## EXTRACTED MATERIAL
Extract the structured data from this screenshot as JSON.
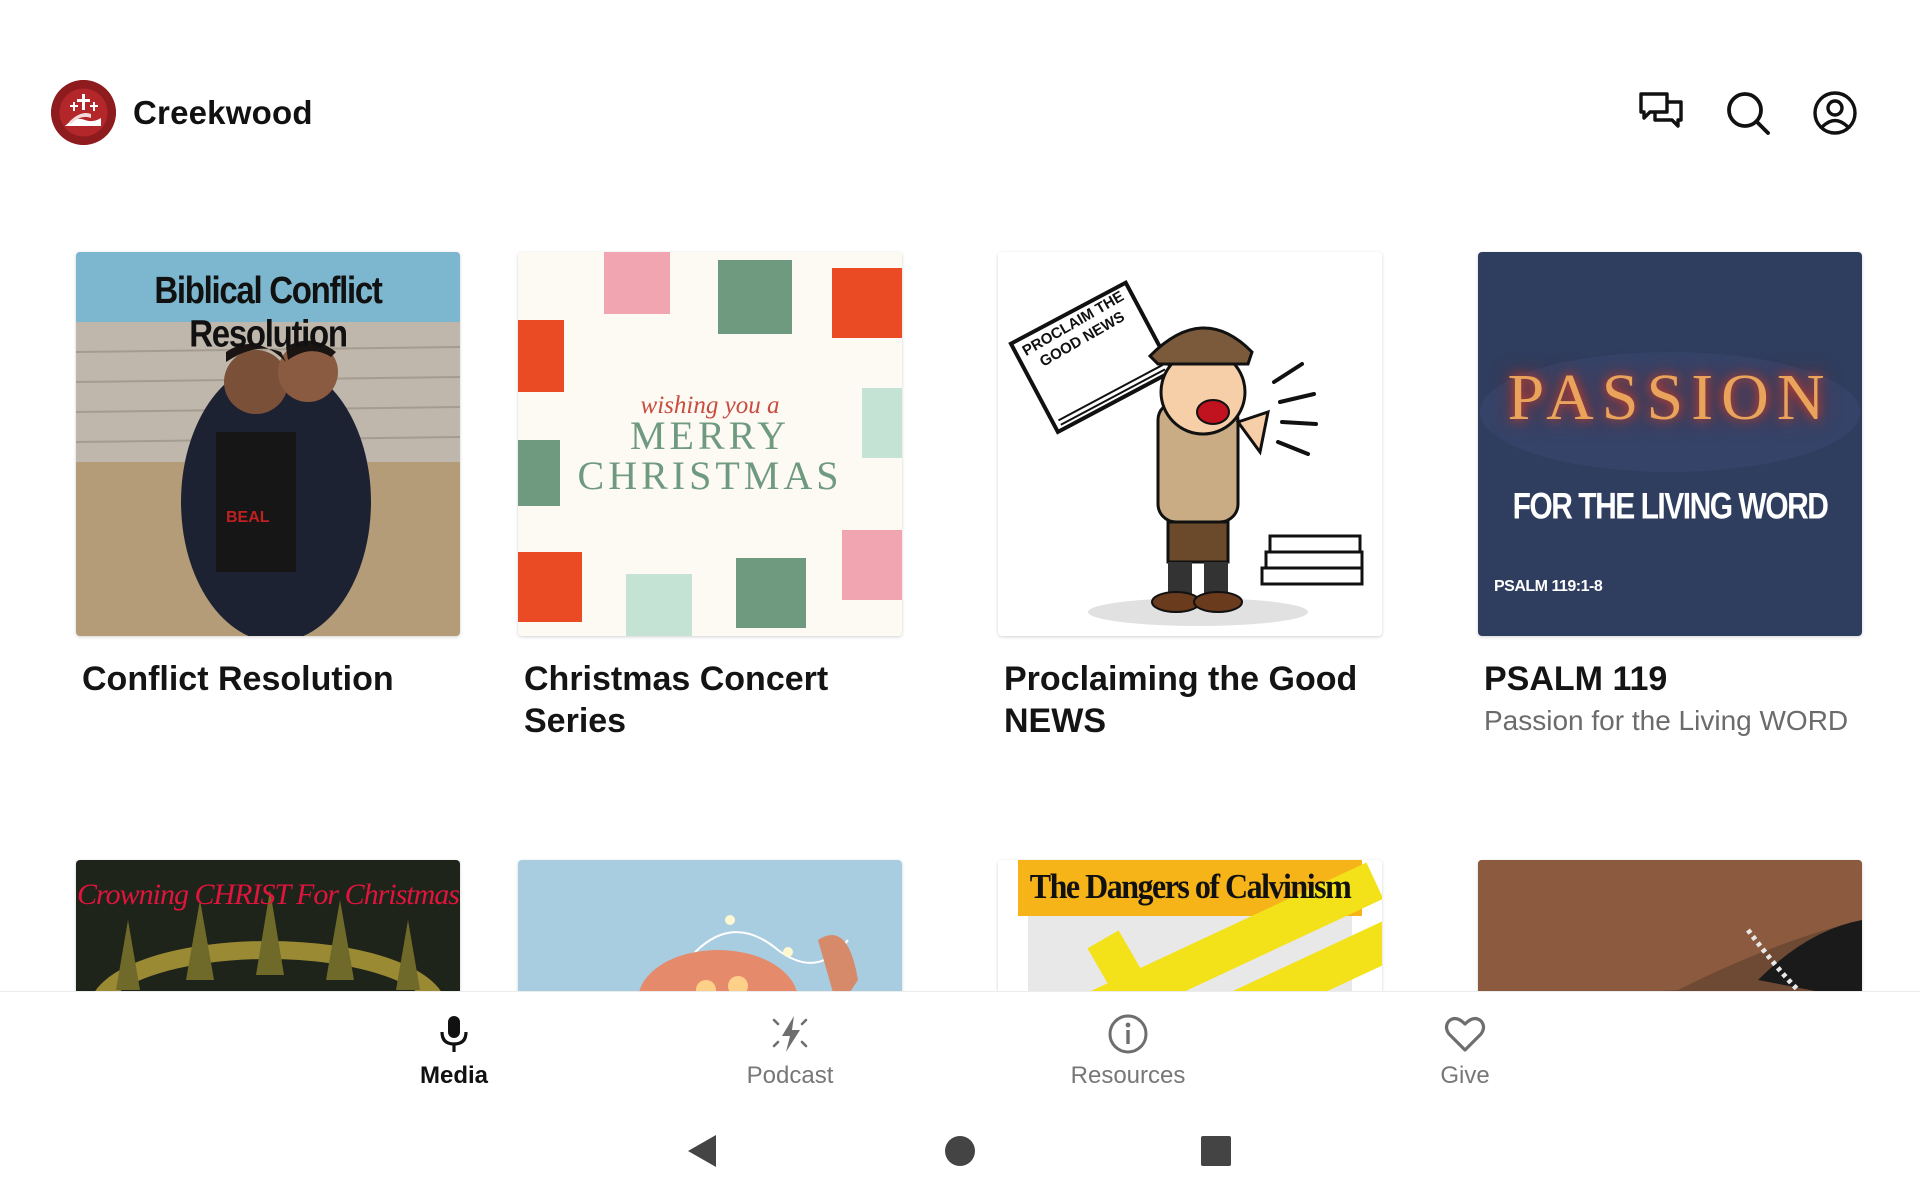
{
  "app": {
    "name": "Creekwood"
  },
  "header": {
    "icons": [
      "chat-icon",
      "search-icon",
      "account-icon"
    ]
  },
  "cards": [
    {
      "title": "Conflict Resolution",
      "subtitle": "",
      "artwork_text": "Biblical Conflict Resolution"
    },
    {
      "title": "Christmas Concert Series",
      "subtitle": "",
      "artwork_text": {
        "script": "wishing you a",
        "line1": "MERRY",
        "line2": "CHRISTMAS"
      }
    },
    {
      "title": "Proclaiming the Good NEWS",
      "subtitle": "",
      "artwork_text": {
        "line1": "PROCLAIM THE",
        "line2": "GOOD NEWS"
      }
    },
    {
      "title": "PSALM 119",
      "subtitle": "Passion for the Living WORD",
      "artwork_text": {
        "line1": "PASSION",
        "line2": "FOR THE LIVING WORD",
        "ref": "PSALM 119:1-8"
      }
    },
    {
      "title": "",
      "subtitle": "",
      "artwork_text": "Crowning CHRIST For Christmas"
    },
    {
      "title": "",
      "subtitle": "",
      "artwork_text": ""
    },
    {
      "title": "",
      "subtitle": "",
      "artwork_text": "The Dangers of Calvinism"
    },
    {
      "title": "",
      "subtitle": "",
      "artwork_text": ""
    }
  ],
  "bottom_nav": {
    "items": [
      {
        "label": "Media",
        "icon": "microphone-icon",
        "active": true
      },
      {
        "label": "Podcast",
        "icon": "podcast-icon",
        "active": false
      },
      {
        "label": "Resources",
        "icon": "info-icon",
        "active": false
      },
      {
        "label": "Give",
        "icon": "heart-icon",
        "active": false
      }
    ]
  },
  "system_bar": {
    "buttons": [
      "back-icon",
      "home-icon",
      "recents-icon"
    ]
  },
  "colors": {
    "brand": "#8e1b1e",
    "text": "#141414",
    "muted": "#6b6b6b",
    "nav_inactive": "#777777"
  }
}
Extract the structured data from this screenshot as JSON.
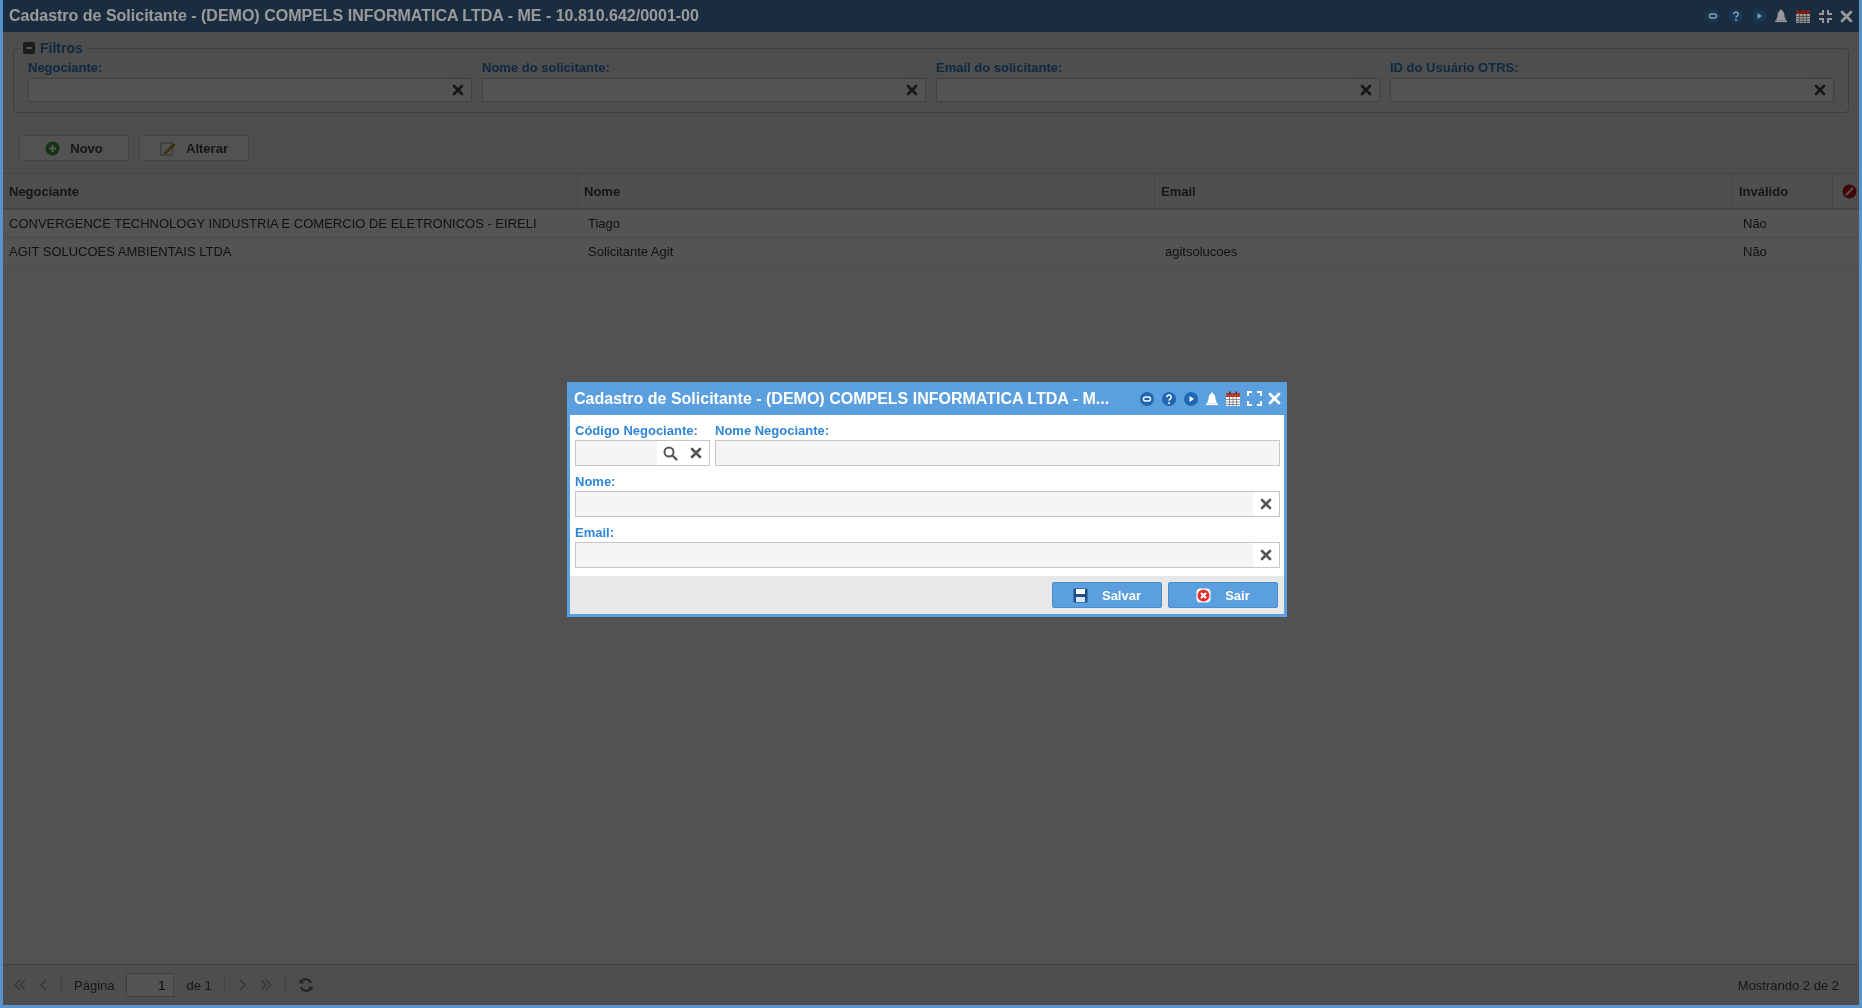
{
  "window": {
    "title": "Cadastro de Solicitante - (DEMO) COMPELS INFORMATICA LTDA - ME - 10.810.642/0001-00"
  },
  "filters": {
    "legend": "Filtros",
    "expanded": true,
    "fields": [
      {
        "label": "Negociante:"
      },
      {
        "label": "Nome do solicitante:"
      },
      {
        "label": "Email do solicitante:"
      },
      {
        "label": "ID do Usuário OTRS:"
      }
    ]
  },
  "toolbar": [
    {
      "label": "Novo",
      "kind": "add"
    },
    {
      "label": "Alterar",
      "kind": "edit"
    }
  ],
  "table": {
    "columns": [
      "Negociante",
      "Nome",
      "Email",
      "Inválido"
    ],
    "rows": [
      {
        "negociante": "CONVERGENCE TECHNOLOGY INDUSTRIA E COMERCIO DE ELETRONICOS - EIRELI",
        "nome": "Tiago",
        "invalido": "Não"
      },
      {
        "negociante": "AGIT SOLUCOES AMBIENTAIS LTDA",
        "nome": "Solicitante Agit",
        "email": "agitsolucoes",
        "invalido": "Não"
      }
    ]
  },
  "pager": {
    "page_label": "Página",
    "page": "1",
    "page_count": "de 1",
    "summary": "Mostrando 2 de 2"
  },
  "dialog": {
    "title": "Cadastro de Solicitante - (DEMO) COMPELS INFORMATICA LTDA - M...",
    "fields": [
      {
        "label": "Código Negociante:",
        "kind": "lookup"
      },
      {
        "label": "Nome Negociante:",
        "kind": "plain"
      },
      {
        "label": "Nome:",
        "kind": "clearable"
      },
      {
        "label": "Email:",
        "kind": "clearable"
      }
    ],
    "buttons": [
      {
        "label": "Salvar",
        "kind": "save"
      },
      {
        "label": "Sair",
        "kind": "exit"
      }
    ]
  }
}
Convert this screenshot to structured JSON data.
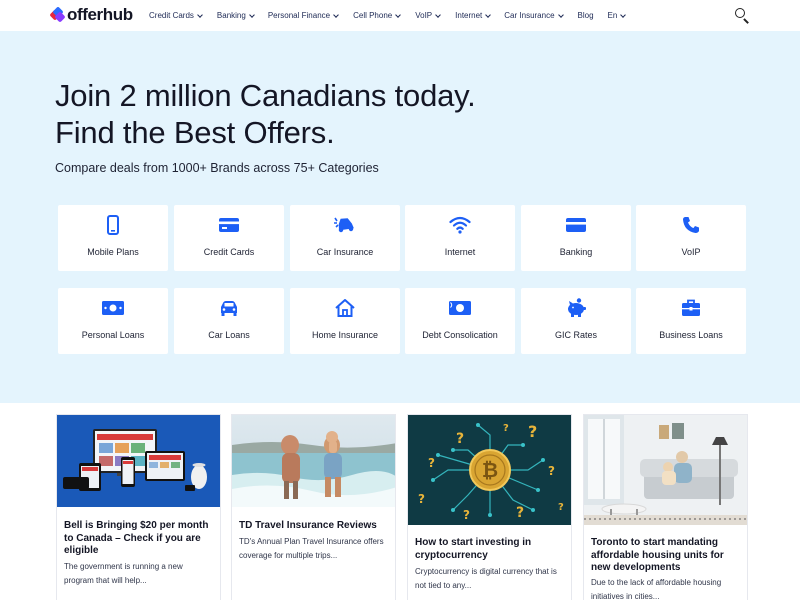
{
  "brand": {
    "name": "offerhub"
  },
  "nav": {
    "items": [
      {
        "label": "Credit Cards",
        "dropdown": true
      },
      {
        "label": "Banking",
        "dropdown": true
      },
      {
        "label": "Personal Finance",
        "dropdown": true
      },
      {
        "label": "Cell Phone",
        "dropdown": true
      },
      {
        "label": "VoIP",
        "dropdown": true
      },
      {
        "label": "Internet",
        "dropdown": true
      },
      {
        "label": "Car Insurance",
        "dropdown": true
      },
      {
        "label": "Blog",
        "dropdown": false
      },
      {
        "label": "En",
        "dropdown": true
      }
    ],
    "search_icon": "search-icon"
  },
  "hero": {
    "headline_line1": "Join 2 million Canadians today.",
    "headline_line2": "Find the Best Offers.",
    "subheadline": "Compare deals from 1000+ Brands across 75+ Categories"
  },
  "categories": [
    {
      "label": "Mobile Plans",
      "icon": "mobile-phone-icon"
    },
    {
      "label": "Credit Cards",
      "icon": "credit-card-icon"
    },
    {
      "label": "Car Insurance",
      "icon": "car-crash-icon"
    },
    {
      "label": "Internet",
      "icon": "wifi-icon"
    },
    {
      "label": "Banking",
      "icon": "bank-card-icon"
    },
    {
      "label": "VoIP",
      "icon": "phone-handset-icon"
    },
    {
      "label": "Personal Loans",
      "icon": "money-bill-icon"
    },
    {
      "label": "Car Loans",
      "icon": "car-icon"
    },
    {
      "label": "Home Insurance",
      "icon": "home-icon"
    },
    {
      "label": "Debt Consolication",
      "icon": "cash-icon"
    },
    {
      "label": "GIC Rates",
      "icon": "piggy-bank-icon"
    },
    {
      "label": "Business Loans",
      "icon": "briefcase-icon"
    }
  ],
  "articles": [
    {
      "title": "Bell is Bringing $20 per month to Canada – Check if you are eligible",
      "excerpt": "The government is running a new program that will help...",
      "image": "devices-on-blue-image"
    },
    {
      "title": "TD Travel Insurance Reviews",
      "excerpt": "TD's Annual Plan Travel Insurance offers coverage for multiple trips...",
      "image": "beach-family-image"
    },
    {
      "title": "How to start investing in cryptocurrency",
      "excerpt": "Cryptocurrency is digital currency that is not tied to any...",
      "image": "bitcoin-circuit-image"
    },
    {
      "title": "Toronto to start mandating affordable housing units for new developments",
      "excerpt": "Due to the lack of affordable housing initiatives in cities...",
      "image": "living-room-image"
    }
  ],
  "colors": {
    "accent": "#1d5ff5",
    "hero_bg": "#e4f4fd",
    "text_dark": "#141625",
    "nav_text": "#1e2a55",
    "card_bg": "#ffffff"
  }
}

## SHORT EXERCISE
Quote the records above in full, dropping each picture.

## ANSWER BELOW
Extract the structured data from this screenshot as JSON.
{
  "app": {
    "name": "Creekwood"
  },
  "header": {
    "icons": [
      "chat-icon",
      "search-icon",
      "account-icon"
    ]
  },
  "cards": [
    {
      "title": "Conflict Resolution",
      "subtitle": "",
      "artwork_text": "Biblical Conflict Resolution"
    },
    {
      "title": "Christmas Concert Series",
      "subtitle": "",
      "artwork_text": {
        "script": "wishing you a",
        "line1": "MERRY",
        "line2": "CHRISTMAS"
      }
    },
    {
      "title": "Proclaiming the Good NEWS",
      "subtitle": "",
      "artwork_text": {
        "line1": "PROCLAIM THE",
        "line2": "GOOD NEWS"
      }
    },
    {
      "title": "PSALM 119",
      "subtitle": "Passion for the Living WORD",
      "artwork_text": {
        "line1": "PASSION",
        "line2": "FOR THE LIVING WORD",
        "ref": "PSALM 119:1-8"
      }
    },
    {
      "title": "",
      "subtitle": "",
      "artwork_text": "Crowning CHRIST For Christmas"
    },
    {
      "title": "",
      "subtitle": "",
      "artwork_text": ""
    },
    {
      "title": "",
      "subtitle": "",
      "artwork_text": "The Dangers of Calvinism"
    },
    {
      "title": "",
      "subtitle": "",
      "artwork_text": ""
    }
  ],
  "bottom_nav": {
    "items": [
      {
        "label": "Media",
        "icon": "microphone-icon",
        "active": true
      },
      {
        "label": "Podcast",
        "icon": "podcast-icon",
        "active": false
      },
      {
        "label": "Resources",
        "icon": "info-icon",
        "active": false
      },
      {
        "label": "Give",
        "icon": "heart-icon",
        "active": false
      }
    ]
  },
  "system_bar": {
    "buttons": [
      "back-icon",
      "home-icon",
      "recents-icon"
    ]
  },
  "colors": {
    "brand": "#8e1b1e",
    "text": "#141414",
    "muted": "#6b6b6b",
    "nav_inactive": "#777777"
  }
}
Extract the structured data from this screenshot as JSON.
{
  "window": {
    "title": "Cadastro de Solicitante - (DEMO) COMPELS INFORMATICA LTDA - ME - 10.810.642/0001-00"
  },
  "filters": {
    "legend": "Filtros",
    "expanded": true,
    "fields": [
      {
        "label": "Negociante:"
      },
      {
        "label": "Nome do solicitante:"
      },
      {
        "label": "Email do solicitante:"
      },
      {
        "label": "ID do Usuário OTRS:"
      }
    ]
  },
  "toolbar": [
    {
      "label": "Novo",
      "kind": "add"
    },
    {
      "label": "Alterar",
      "kind": "edit"
    }
  ],
  "table": {
    "columns": [
      "Negociante",
      "Nome",
      "Email",
      "Inválido"
    ],
    "rows": [
      {
        "negociante": "CONVERGENCE TECHNOLOGY INDUSTRIA E COMERCIO DE ELETRONICOS - EIRELI",
        "nome": "Tiago",
        "invalido": "Não"
      },
      {
        "negociante": "AGIT SOLUCOES AMBIENTAIS LTDA",
        "nome": "Solicitante Agit",
        "email": "agitsolucoes",
        "invalido": "Não"
      }
    ]
  },
  "pager": {
    "page_label": "Página",
    "page": "1",
    "page_count": "de 1",
    "summary": "Mostrando 2 de 2"
  },
  "dialog": {
    "title": "Cadastro de Solicitante - (DEMO) COMPELS INFORMATICA LTDA - M...",
    "fields": [
      {
        "label": "Código Negociante:",
        "kind": "lookup"
      },
      {
        "label": "Nome Negociante:",
        "kind": "plain"
      },
      {
        "label": "Nome:",
        "kind": "clearable"
      },
      {
        "label": "Email:",
        "kind": "clearable"
      }
    ],
    "buttons": [
      {
        "label": "Salvar",
        "kind": "save"
      },
      {
        "label": "Sair",
        "kind": "exit"
      }
    ]
  }
}
Convert this screenshot to structured JSON data.
{
  "brand": {
    "name": "offerhub"
  },
  "nav": {
    "items": [
      {
        "label": "Credit Cards",
        "dropdown": true
      },
      {
        "label": "Banking",
        "dropdown": true
      },
      {
        "label": "Personal Finance",
        "dropdown": true
      },
      {
        "label": "Cell Phone",
        "dropdown": true
      },
      {
        "label": "VoIP",
        "dropdown": true
      },
      {
        "label": "Internet",
        "dropdown": true
      },
      {
        "label": "Car Insurance",
        "dropdown": true
      },
      {
        "label": "Blog",
        "dropdown": false
      },
      {
        "label": "En",
        "dropdown": true
      }
    ],
    "search_icon": "search-icon"
  },
  "hero": {
    "headline_line1": "Join 2 million Canadians today.",
    "headline_line2": "Find the Best Offers.",
    "subheadline": "Compare deals from 1000+ Brands across 75+ Categories"
  },
  "categories": [
    {
      "label": "Mobile Plans",
      "icon": "mobile-phone-icon"
    },
    {
      "label": "Credit Cards",
      "icon": "credit-card-icon"
    },
    {
      "label": "Car Insurance",
      "icon": "car-crash-icon"
    },
    {
      "label": "Internet",
      "icon": "wifi-icon"
    },
    {
      "label": "Banking",
      "icon": "bank-card-icon"
    },
    {
      "label": "VoIP",
      "icon": "phone-handset-icon"
    },
    {
      "label": "Personal Loans",
      "icon": "money-bill-icon"
    },
    {
      "label": "Car Loans",
      "icon": "car-icon"
    },
    {
      "label": "Home Insurance",
      "icon": "home-icon"
    },
    {
      "label": "Debt Consolication",
      "icon": "cash-icon"
    },
    {
      "label": "GIC Rates",
      "icon": "piggy-bank-icon"
    },
    {
      "label": "Business Loans",
      "icon": "briefcase-icon"
    }
  ],
  "articles": [
    {
      "title": "Bell is Bringing $20 per month to Canada – Check if you are eligible",
      "excerpt": "The government is running a new program that will help...",
      "image": "devices-on-blue-image"
    },
    {
      "title": "TD Travel Insurance Reviews",
      "excerpt": "TD's Annual Plan Travel Insurance offers coverage for multiple trips...",
      "image": "beach-family-image"
    },
    {
      "title": "How to start investing in cryptocurrency",
      "excerpt": "Cryptocurrency is digital currency that is not tied to any...",
      "image": "bitcoin-circuit-image"
    },
    {
      "title": "Toronto to start mandating affordable housing units for new developments",
      "excerpt": "Due to the lack of affordable housing initiatives in cities...",
      "image": "living-room-image"
    }
  ],
  "colors": {
    "accent": "#1d5ff5",
    "hero_bg": "#e4f4fd",
    "text_dark": "#141625",
    "nav_text": "#1e2a55",
    "card_bg": "#ffffff"
  }
}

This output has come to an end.